Instructions for the task — Pull out every line with the word "total" from the entries below.

Stored entries —
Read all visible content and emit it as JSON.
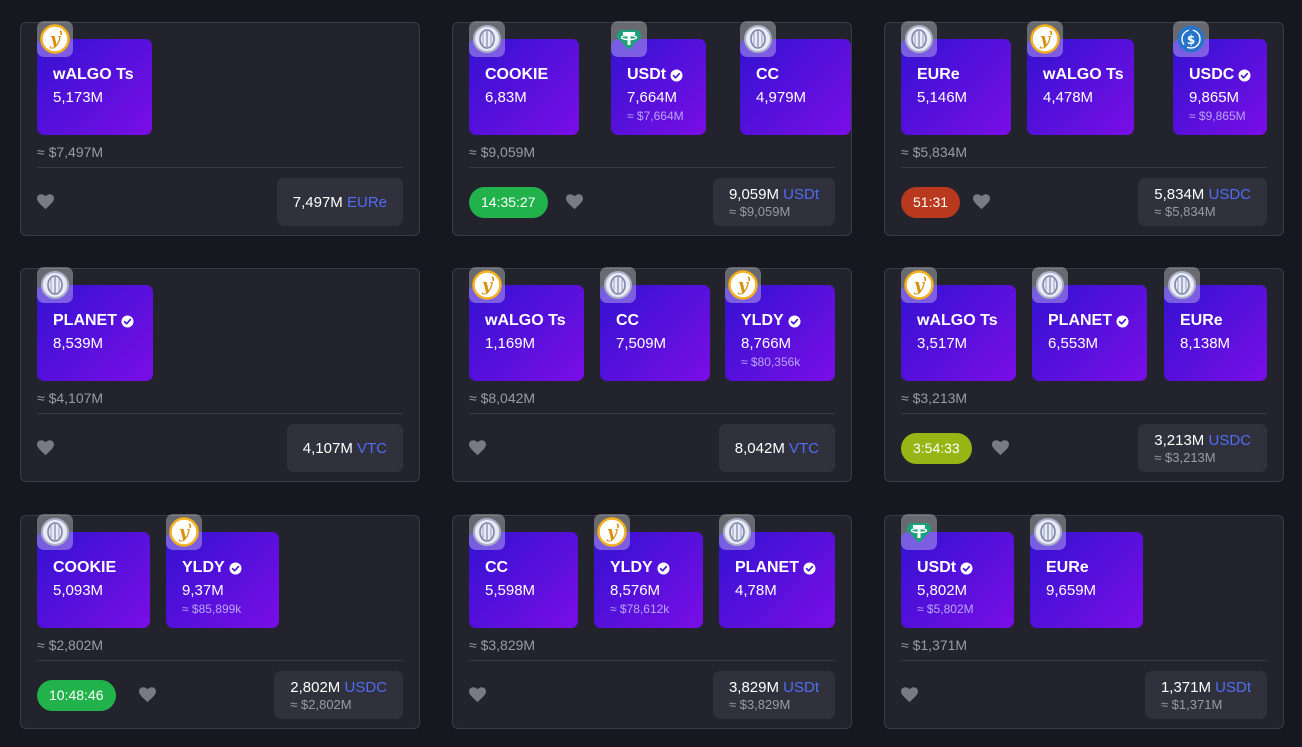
{
  "colors": {
    "background": "#17171f",
    "card": "#23232d",
    "asset_gradient_start": "#3312d2",
    "asset_gradient_end": "#7a0ee6",
    "currency_accent": "#4f6df5",
    "timer_green": "#22b24c",
    "timer_red": "#b8391e",
    "timer_lime": "#97b514"
  },
  "cards": [
    {
      "assets": [
        {
          "icon": "yldy-coin-icon",
          "name": "wALGO Ts",
          "verified": false,
          "amount": "5,173M",
          "usd": ""
        }
      ],
      "total": "≈ $7,497M",
      "timer": null,
      "price": {
        "amount": "7,497M",
        "currency": "EURe",
        "usd": ""
      }
    },
    {
      "assets": [
        {
          "icon": "coin-icon",
          "name": "COOKIE",
          "verified": false,
          "amount": "6,83M",
          "usd": ""
        },
        {
          "icon": "tether-icon",
          "name": "USDt",
          "verified": true,
          "amount": "7,664M",
          "usd": "≈ $7,664M"
        },
        {
          "icon": "coin-icon",
          "name": "CC",
          "verified": false,
          "amount": "4,979M",
          "usd": ""
        }
      ],
      "total": "≈ $9,059M",
      "timer": {
        "text": "14:35:27",
        "color": "#22b24c"
      },
      "price": {
        "amount": "9,059M",
        "currency": "USDt",
        "usd": "≈ $9,059M"
      }
    },
    {
      "assets": [
        {
          "icon": "coin-icon",
          "name": "EURe",
          "verified": false,
          "amount": "5,146M",
          "usd": ""
        },
        {
          "icon": "yldy-coin-icon",
          "name": "wALGO Ts",
          "verified": false,
          "amount": "4,478M",
          "usd": ""
        },
        {
          "icon": "usdc-icon",
          "name": "USDC",
          "verified": true,
          "amount": "9,865M",
          "usd": "≈ $9,865M"
        }
      ],
      "total": "≈ $5,834M",
      "timer": {
        "text": "51:31",
        "color": "#b8391e"
      },
      "price": {
        "amount": "5,834M",
        "currency": "USDC",
        "usd": "≈ $5,834M"
      }
    },
    {
      "assets": [
        {
          "icon": "coin-icon",
          "name": "PLANET",
          "verified": true,
          "amount": "8,539M",
          "usd": ""
        }
      ],
      "total": "≈ $4,107M",
      "timer": null,
      "price": {
        "amount": "4,107M",
        "currency": "VTC",
        "usd": ""
      }
    },
    {
      "assets": [
        {
          "icon": "yldy-coin-icon",
          "name": "wALGO Ts",
          "verified": false,
          "amount": "1,169M",
          "usd": ""
        },
        {
          "icon": "coin-icon",
          "name": "CC",
          "verified": false,
          "amount": "7,509M",
          "usd": ""
        },
        {
          "icon": "yldy-coin-icon",
          "name": "YLDY",
          "verified": true,
          "amount": "8,766M",
          "usd": "≈ $80,356k"
        }
      ],
      "total": "≈ $8,042M",
      "timer": null,
      "price": {
        "amount": "8,042M",
        "currency": "VTC",
        "usd": ""
      }
    },
    {
      "assets": [
        {
          "icon": "yldy-coin-icon",
          "name": "wALGO Ts",
          "verified": false,
          "amount": "3,517M",
          "usd": ""
        },
        {
          "icon": "coin-icon",
          "name": "PLANET",
          "verified": true,
          "amount": "6,553M",
          "usd": ""
        },
        {
          "icon": "coin-icon",
          "name": "EURe",
          "verified": false,
          "amount": "8,138M",
          "usd": ""
        }
      ],
      "total": "≈ $3,213M",
      "timer": {
        "text": "3:54:33",
        "color": "#97b514"
      },
      "price": {
        "amount": "3,213M",
        "currency": "USDC",
        "usd": "≈ $3,213M"
      }
    },
    {
      "assets": [
        {
          "icon": "coin-icon",
          "name": "COOKIE",
          "verified": false,
          "amount": "5,093M",
          "usd": ""
        },
        {
          "icon": "yldy-coin-icon",
          "name": "YLDY",
          "verified": true,
          "amount": "9,37M",
          "usd": "≈ $85,899k"
        }
      ],
      "total": "≈ $2,802M",
      "timer": {
        "text": "10:48:46",
        "color": "#22b24c"
      },
      "price": {
        "amount": "2,802M",
        "currency": "USDC",
        "usd": "≈ $2,802M"
      }
    },
    {
      "assets": [
        {
          "icon": "coin-icon",
          "name": "CC",
          "verified": false,
          "amount": "5,598M",
          "usd": ""
        },
        {
          "icon": "yldy-coin-icon",
          "name": "YLDY",
          "verified": true,
          "amount": "8,576M",
          "usd": "≈ $78,612k"
        },
        {
          "icon": "coin-icon",
          "name": "PLANET",
          "verified": true,
          "amount": "4,78M",
          "usd": ""
        }
      ],
      "total": "≈ $3,829M",
      "timer": null,
      "price": {
        "amount": "3,829M",
        "currency": "USDt",
        "usd": "≈ $3,829M"
      }
    },
    {
      "assets": [
        {
          "icon": "tether-icon",
          "name": "USDt",
          "verified": true,
          "amount": "5,802M",
          "usd": "≈ $5,802M"
        },
        {
          "icon": "coin-icon",
          "name": "EURe",
          "verified": false,
          "amount": "9,659M",
          "usd": ""
        }
      ],
      "total": "≈ $1,371M",
      "timer": null,
      "price": {
        "amount": "1,371M",
        "currency": "USDt",
        "usd": "≈ $1,371M"
      }
    }
  ]
}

Response to this task —
      "total": "≈ $7,497M",
      "total": "≈ $9,059M",
      "total": "≈ $5,834M",
      "total": "≈ $4,107M",
      "total": "≈ $8,042M",
      "total": "≈ $3,213M",
      "total": "≈ $2,802M",
      "total": "≈ $3,829M",
      "total": "≈ $1,371M",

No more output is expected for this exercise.